··· Exercise data ···
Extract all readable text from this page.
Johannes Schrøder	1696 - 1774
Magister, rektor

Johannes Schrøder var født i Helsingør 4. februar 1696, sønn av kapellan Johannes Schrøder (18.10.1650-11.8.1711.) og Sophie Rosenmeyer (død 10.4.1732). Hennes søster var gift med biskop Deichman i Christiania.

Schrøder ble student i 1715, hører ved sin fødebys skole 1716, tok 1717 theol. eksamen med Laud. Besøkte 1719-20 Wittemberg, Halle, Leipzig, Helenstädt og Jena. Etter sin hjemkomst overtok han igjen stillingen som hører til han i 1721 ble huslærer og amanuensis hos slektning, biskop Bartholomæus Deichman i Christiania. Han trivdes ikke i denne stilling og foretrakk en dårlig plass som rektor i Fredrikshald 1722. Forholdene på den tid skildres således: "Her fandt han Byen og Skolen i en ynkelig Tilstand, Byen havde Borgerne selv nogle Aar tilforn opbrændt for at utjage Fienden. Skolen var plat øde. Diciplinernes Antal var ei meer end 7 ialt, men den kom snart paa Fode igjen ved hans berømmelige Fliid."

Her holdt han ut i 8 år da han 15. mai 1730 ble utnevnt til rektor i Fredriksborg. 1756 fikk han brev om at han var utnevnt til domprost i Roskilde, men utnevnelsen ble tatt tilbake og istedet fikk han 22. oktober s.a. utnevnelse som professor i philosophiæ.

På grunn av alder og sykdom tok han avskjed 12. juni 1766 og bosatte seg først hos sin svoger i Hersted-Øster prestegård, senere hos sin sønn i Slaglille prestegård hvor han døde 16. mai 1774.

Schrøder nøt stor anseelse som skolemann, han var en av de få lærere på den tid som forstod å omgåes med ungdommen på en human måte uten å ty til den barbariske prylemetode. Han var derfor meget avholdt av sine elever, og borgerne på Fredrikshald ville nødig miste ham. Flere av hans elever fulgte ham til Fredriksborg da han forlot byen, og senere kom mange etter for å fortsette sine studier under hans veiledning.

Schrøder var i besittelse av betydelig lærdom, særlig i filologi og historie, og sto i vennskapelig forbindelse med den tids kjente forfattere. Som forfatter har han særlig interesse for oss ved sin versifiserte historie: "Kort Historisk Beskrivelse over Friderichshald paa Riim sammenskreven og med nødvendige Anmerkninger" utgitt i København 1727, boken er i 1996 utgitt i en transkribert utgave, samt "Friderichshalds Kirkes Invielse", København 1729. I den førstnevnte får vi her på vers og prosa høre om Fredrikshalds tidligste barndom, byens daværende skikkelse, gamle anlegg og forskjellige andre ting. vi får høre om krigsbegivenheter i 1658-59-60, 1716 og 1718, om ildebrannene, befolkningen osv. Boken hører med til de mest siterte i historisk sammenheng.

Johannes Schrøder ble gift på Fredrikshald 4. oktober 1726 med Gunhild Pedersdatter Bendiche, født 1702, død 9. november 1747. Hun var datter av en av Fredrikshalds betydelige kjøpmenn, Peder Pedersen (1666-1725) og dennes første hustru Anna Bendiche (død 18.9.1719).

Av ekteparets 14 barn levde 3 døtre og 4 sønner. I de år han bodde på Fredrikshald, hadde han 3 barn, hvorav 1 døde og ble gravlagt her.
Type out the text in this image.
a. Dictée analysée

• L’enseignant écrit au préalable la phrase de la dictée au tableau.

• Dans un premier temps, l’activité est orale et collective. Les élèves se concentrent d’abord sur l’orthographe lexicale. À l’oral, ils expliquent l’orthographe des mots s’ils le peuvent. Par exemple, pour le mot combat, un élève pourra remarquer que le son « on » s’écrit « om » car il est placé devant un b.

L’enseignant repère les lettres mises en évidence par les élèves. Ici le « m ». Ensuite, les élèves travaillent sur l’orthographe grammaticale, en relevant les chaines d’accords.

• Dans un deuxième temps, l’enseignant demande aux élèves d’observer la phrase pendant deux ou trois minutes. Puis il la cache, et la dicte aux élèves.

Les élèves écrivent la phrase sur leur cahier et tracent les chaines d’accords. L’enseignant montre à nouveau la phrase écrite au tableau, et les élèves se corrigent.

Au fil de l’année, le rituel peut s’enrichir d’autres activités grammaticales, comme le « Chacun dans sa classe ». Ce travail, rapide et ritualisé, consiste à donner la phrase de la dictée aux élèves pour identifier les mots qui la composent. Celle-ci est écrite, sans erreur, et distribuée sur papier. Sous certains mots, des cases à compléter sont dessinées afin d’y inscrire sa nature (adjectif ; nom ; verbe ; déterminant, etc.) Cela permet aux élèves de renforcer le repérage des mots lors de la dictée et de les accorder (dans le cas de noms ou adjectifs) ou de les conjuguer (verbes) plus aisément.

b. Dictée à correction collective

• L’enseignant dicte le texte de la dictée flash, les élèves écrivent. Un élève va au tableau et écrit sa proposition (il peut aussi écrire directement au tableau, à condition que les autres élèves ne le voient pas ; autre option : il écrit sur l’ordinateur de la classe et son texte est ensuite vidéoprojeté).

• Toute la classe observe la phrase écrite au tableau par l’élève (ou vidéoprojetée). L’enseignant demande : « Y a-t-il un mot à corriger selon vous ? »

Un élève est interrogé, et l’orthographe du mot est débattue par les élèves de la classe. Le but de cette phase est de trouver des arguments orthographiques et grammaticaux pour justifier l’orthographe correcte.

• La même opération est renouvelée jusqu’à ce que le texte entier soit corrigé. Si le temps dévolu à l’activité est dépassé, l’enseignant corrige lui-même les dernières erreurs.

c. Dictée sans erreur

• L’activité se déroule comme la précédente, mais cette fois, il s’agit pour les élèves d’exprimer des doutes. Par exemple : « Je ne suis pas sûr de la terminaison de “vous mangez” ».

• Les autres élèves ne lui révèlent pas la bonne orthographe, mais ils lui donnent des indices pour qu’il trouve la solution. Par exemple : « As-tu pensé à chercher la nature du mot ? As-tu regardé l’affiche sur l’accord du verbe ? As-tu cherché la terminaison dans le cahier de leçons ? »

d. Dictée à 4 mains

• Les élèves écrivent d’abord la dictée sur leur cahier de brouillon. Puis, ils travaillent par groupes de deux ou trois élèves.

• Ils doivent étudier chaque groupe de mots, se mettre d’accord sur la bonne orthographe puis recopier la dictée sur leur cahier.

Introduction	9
···
(Task prompt) The records above are to be repeated exactly, in their entirety.

(Solution)
Extract all readable text from this page.
Johannes Schrøder	1696 - 1774
Magister, rektor

Johannes Schrøder var født i Helsingør 4. februar 1696, sønn av kapellan Johannes Schrøder (18.10.1650-11.8.1711.) og Sophie Rosenmeyer (død 10.4.1732). Hennes søster var gift med biskop Deichman i Christiania.

Schrøder ble student i 1715, hører ved sin fødebys skole 1716, tok 1717 theol. eksamen med Laud. Besøkte 1719-20 Wittemberg, Halle, Leipzig, Helenstädt og Jena. Etter sin hjemkomst overtok han igjen stillingen som hører til han i 1721 ble huslærer og amanuensis hos slektning, biskop Bartholomæus Deichman i Christiania. Han trivdes ikke i denne stilling og foretrakk en dårlig plass som rektor i Fredrikshald 1722. Forholdene på den tid skildres således: "Her fandt han Byen og Skolen i en ynkelig Tilstand, Byen havde Borgerne selv nogle Aar tilforn opbrændt for at utjage Fienden. Skolen var plat øde. Diciplinernes Antal var ei meer end 7 ialt, men den kom snart paa Fode igjen ved hans berømmelige Fliid."

Her holdt han ut i 8 år da han 15. mai 1730 ble utnevnt til rektor i Fredriksborg. 1756 fikk han brev om at han var utnevnt til domprost i Roskilde, men utnevnelsen ble tatt tilbake og istedet fikk han 22. oktober s.a. utnevnelse som professor i philosophiæ.

På grunn av alder og sykdom tok han avskjed 12. juni 1766 og bosatte seg først hos sin svoger i Hersted-Øster prestegård, senere hos sin sønn i Slaglille prestegård hvor han døde 16. mai 1774.

Schrøder nøt stor anseelse som skolemann, han var en av de få lærere på den tid som forstod å omgåes med ungdommen på en human måte uten å ty til den barbariske prylemetode. Han var derfor meget avholdt av sine elever, og borgerne på Fredrikshald ville nødig miste ham. Flere av hans elever fulgte ham til Fredriksborg da han forlot byen, og senere kom mange etter for å fortsette sine studier under hans veiledning.

Schrøder var i besittelse av betydelig lærdom, særlig i filologi og historie, og sto i vennskapelig forbindelse med den tids kjente forfattere. Som forfatter har han særlig interesse for oss ved sin versifiserte historie: "Kort Historisk Beskrivelse over Friderichshald paa Riim sammenskreven og med nødvendige Anmerkninger" utgitt i København 1727, boken er i 1996 utgitt i en transkribert utgave, samt "Friderichshalds Kirkes Invielse", København 1729. I den førstnevnte får vi her på vers og prosa høre om Fredrikshalds tidligste barndom, byens daværende skikkelse, gamle anlegg og forskjellige andre ting. vi får høre om krigsbegivenheter i 1658-59-60, 1716 og 1718, om ildebrannene, befolkningen osv. Boken hører med til de mest siterte i historisk sammenheng.

Johannes Schrøder ble gift på Fredrikshald 4. oktober 1726 med Gunhild Pedersdatter Bendiche, født 1702, død 9. november 1747. Hun var datter av en av Fredrikshalds betydelige kjøpmenn, Peder Pedersen (1666-1725) og dennes første hustru Anna Bendiche (død 18.9.1719).

Av ekteparets 14 barn levde 3 døtre og 4 sønner. I de år han bodde på Fredrikshald, hadde han 3 barn, hvorav 1 døde og ble gravlagt her.
Type out the text in this image.
a. Dictée analysée

• L’enseignant écrit au préalable la phrase de la dictée au tableau.

• Dans un premier temps, l’activité est orale et collective. Les élèves se concentrent d’abord sur l’orthographe lexicale. À l’oral, ils expliquent l’orthographe des mots s’ils le peuvent. Par exemple, pour le mot combat, un élève pourra remarquer que le son « on » s’écrit « om » car il est placé devant un b.

L’enseignant repère les lettres mises en évidence par les élèves. Ici le « m ». Ensuite, les élèves travaillent sur l’orthographe grammaticale, en relevant les chaines d’accords.

• Dans un deuxième temps, l’enseignant demande aux élèves d’observer la phrase pendant deux ou trois minutes. Puis il la cache, et la dicte aux élèves.

Les élèves écrivent la phrase sur leur cahier et tracent les chaines d’accords. L’enseignant montre à nouveau la phrase écrite au tableau, et les élèves se corrigent.

Au fil de l’année, le rituel peut s’enrichir d’autres activités grammaticales, comme le « Chacun dans sa classe ». Ce travail, rapide et ritualisé, consiste à donner la phrase de la dictée aux élèves pour identifier les mots qui la composent. Celle-ci est écrite, sans erreur, et distribuée sur papier. Sous certains mots, des cases à compléter sont dessinées afin d’y inscrire sa nature (adjectif ; nom ; verbe ; déterminant, etc.) Cela permet aux élèves de renforcer le repérage des mots lors de la dictée et de les accorder (dans le cas de noms ou adjectifs) ou de les conjuguer (verbes) plus aisément.

b. Dictée à correction collective

• L’enseignant dicte le texte de la dictée flash, les élèves écrivent. Un élève va au tableau et écrit sa proposition (il peut aussi écrire directement au tableau, à condition que les autres élèves ne le voient pas ; autre option : il écrit sur l’ordinateur de la classe et son texte est ensuite vidéoprojeté).

• Toute la classe observe la phrase écrite au tableau par l’élève (ou vidéoprojetée). L’enseignant demande : « Y a-t-il un mot à corriger selon vous ? »

Un élève est interrogé, et l’orthographe du mot est débattue par les élèves de la classe. Le but de cette phase est de trouver des arguments orthographiques et grammaticaux pour justifier l’orthographe correcte.

• La même opération est renouvelée jusqu’à ce que le texte entier soit corrigé. Si le temps dévolu à l’activité est dépassé, l’enseignant corrige lui-même les dernières erreurs.

c. Dictée sans erreur

• L’activité se déroule comme la précédente, mais cette fois, il s’agit pour les élèves d’exprimer des doutes. Par exemple : « Je ne suis pas sûr de la terminaison de “vous mangez” ».

• Les autres élèves ne lui révèlent pas la bonne orthographe, mais ils lui donnent des indices pour qu’il trouve la solution. Par exemple : « As-tu pensé à chercher la nature du mot ? As-tu regardé l’affiche sur l’accord du verbe ? As-tu cherché la terminaison dans le cahier de leçons ? »

d. Dictée à 4 mains

• Les élèves écrivent d’abord la dictée sur leur cahier de brouillon. Puis, ils travaillent par groupes de deux ou trois élèves.

• Ils doivent étudier chaque groupe de mots, se mettre d’accord sur la bonne orthographe puis recopier la dictée sur leur cahier.

Introduction	9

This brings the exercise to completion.